* START Passage given *

An Atheist Explores the Bible Part 220: The Metaphysics of Christ, and why Christians smell like barbecue (2 Corinthians 1-5)
2 Corinthians 1-5
The Metaphysics of Christ, and why Christians smell like barbecue.
The Metaphysics of Christ, and why Christians smell like barbecue.
Welcome to another instalment of An Atheist Explores
Sacred Texts (Bible version).
In this series I work my way chapter-by-chapter through
the King James Bible, commenting on it from the point of view of the text as
literature and mythology.
For more detail, see the introductory post http://bit.ly/2F8f9JT
For the online KJV I use, see here http://bit.ly/2m0zVUP
And now:
2 Corinthians 1
“Who
comforteth us in all our tribulation, that we may be able to comfort them which
are in any trouble, by the comfort wherewith we ourselves are comforted of
God.”
Dear
Corinthians, Paul here. Sorry I didn’t come to you after my last letter but I
had some trouble in Asia – sentenced to death and all that. Plus God told me
not to for your own good.
That seem to
be pretty much it for this chapter. I didn’t really follow the bit about “When I therefore was thus minded, did I use
lightness? or the things that I purpose, do I purpose according to the flesh,
that with me there should be yea yea, and nay nay?”, apart from Paul
excusing himself for not visiting Corinth and saying that he didn’t make the
choice lightly.

* END Passage given *
* START Supplied records *

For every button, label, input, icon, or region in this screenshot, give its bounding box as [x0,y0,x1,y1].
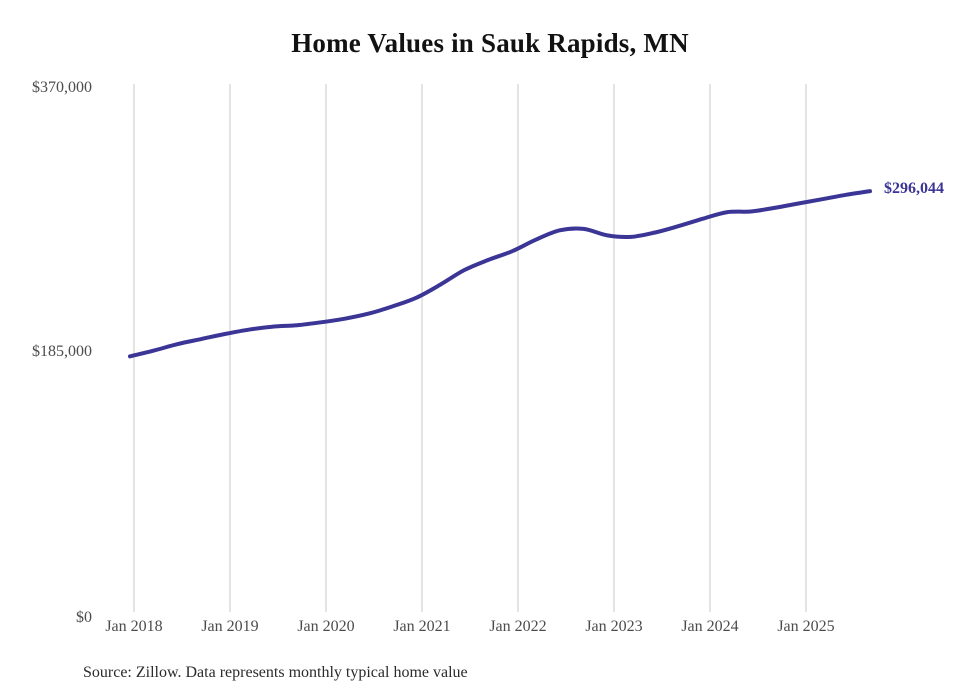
chart-title: Home Values in Sauk Rapids, MN [291,28,689,58]
end-value-annotation: $296,044 [884,180,944,198]
gridlines-group [133,84,807,612]
source-note: Source: Zillow. Data represents monthly … [83,664,468,681]
plot-svg [128,84,872,612]
x-axis-tick-jan-2023: Jan 2023 [585,618,643,635]
x-axis-tick-jan-2020: Jan 2020 [297,618,355,635]
x-axis-tick-jan-2022: Jan 2022 [489,618,547,635]
plot-area [128,84,872,612]
x-axis-tick-jan-2018: Jan 2018 [105,618,163,635]
y-axis-tick-185000: $185,000 [32,343,92,360]
x-axis-tick-jan-2025: Jan 2025 [777,618,835,635]
x-axis-tick-jan-2019: Jan 2019 [201,618,259,635]
series-group [128,189,872,359]
x-axis-tick-jan-2024: Jan 2024 [681,618,739,635]
x-axis-tick-jan-2021: Jan 2021 [393,618,451,635]
y-axis-tick-370000: $370,000 [32,79,92,96]
series-line-typical-home-value [128,189,872,359]
y-axis-tick-0: $0 [76,609,92,626]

* END Supplied records *

_Exercise requirements_
1. Answer these from the commentary on 2 Corinthians:
(a) Which version of the Bible does the series go through?
(b) Where does Paul say he ran into trouble?
(c) According to the commentary, what did God tell Paul to do?
2. Pick up the commentary on 2 Corinthians right after its last sentence, in the same voice.

_Task-by-task answers_
1.
(a) The King James Bible.
(b) In Asia.
(c) Not to come to the Corinthians, for their own good.

2.
The opening
salutations expound at some length about how God provides comfort for those
suffering, and some contortions about how the suffering is like the suffering
of Christ and therefore (?) this makes the comfort of God closer to Christians.
Or something like that.
2 Corinthians 2
“For if I make you sorry, who is he then that
maketh me glad, but the same which is made sorry by me?”
Paul evidently
caused some offence with his last epistle to the Corinthians, because here he
tries to explain that he was telling them what to do for their own good, and
that he didn’t come to visit them in case his presence upset them or made them
feel like he was being heavy-handed. He then digresses into how all Christians
are a “sweet savour” to God and
should all stick together and act as one. Really, that’s about it for this
chapter. I think compared to the letter to Rome, 1 Corinthians was less
heavy-handed, although one can see how it comes across as a bit pompous. Also,
the last thing to be called a “sweet
savour” to God was the smell of burning meat.
2 Corinthians 3
“Ye are our epistle written in our hearts, known
and read of all men”
My but Paul
loves to torture a metaphor. The Corinthians, apparently, are an epistle
written in the “fleshy tables of the
heart” with the “spirit of the living
God” and administered by Paul. Not sure written to whom, perhaps
themselves? However, Paul then goes on to say that letters and epistles are
bad, because “the letter killeth, but the
spirit giveth life”. So they are sort of an epistle, but a better one
because written in spirit and not writing? Okay… I think I’ve got that. Go on.
Paul then
compares this to Moses’ laws written on stone, and how it’s easier (I think)
for people to ignore these than it is something written in their hearts with
spirit (“But even unto this day, when
Moses is read, the vail is upon their heart”). Which .. again, okay, think
I’ve got that.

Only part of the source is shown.